Written problem :: Copy out every record precisely.

Material to process ::

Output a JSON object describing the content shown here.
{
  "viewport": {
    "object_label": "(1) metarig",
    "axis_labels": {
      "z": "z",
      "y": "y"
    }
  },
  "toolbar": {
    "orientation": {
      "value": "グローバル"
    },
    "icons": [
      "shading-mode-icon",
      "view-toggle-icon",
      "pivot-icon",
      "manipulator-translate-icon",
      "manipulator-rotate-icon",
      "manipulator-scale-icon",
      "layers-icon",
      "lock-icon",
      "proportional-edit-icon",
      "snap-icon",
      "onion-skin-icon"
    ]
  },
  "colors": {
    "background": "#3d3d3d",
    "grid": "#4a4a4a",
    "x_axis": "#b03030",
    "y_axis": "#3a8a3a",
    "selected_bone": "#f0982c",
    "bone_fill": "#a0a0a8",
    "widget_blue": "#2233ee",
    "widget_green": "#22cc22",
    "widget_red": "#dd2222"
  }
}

Output for this task ::
Output a JSON object describing the content shown here.
{
  "viewport": {
    "object_label": "(1) metarig",
    "axis_labels": {
      "z": "z",
      "y": "y"
    }
  },
  "toolbar": {
    "orientation": {
      "value": "グローバル"
    },
    "icons": [
      "shading-mode-icon",
      "view-toggle-icon",
      "pivot-icon",
      "manipulator-translate-icon",
      "manipulator-rotate-icon",
      "manipulator-scale-icon",
      "layers-icon",
      "lock-icon",
      "proportional-edit-icon",
      "snap-icon",
      "onion-skin-icon"
    ]
  },
  "colors": {
    "background": "#3d3d3d",
    "grid": "#4a4a4a",
    "x_axis": "#b03030",
    "y_axis": "#3a8a3a",
    "selected_bone": "#f0982c",
    "bone_fill": "#a0a0a8",
    "widget_blue": "#2233ee",
    "widget_green": "#22cc22",
    "widget_red": "#dd2222"
  }
}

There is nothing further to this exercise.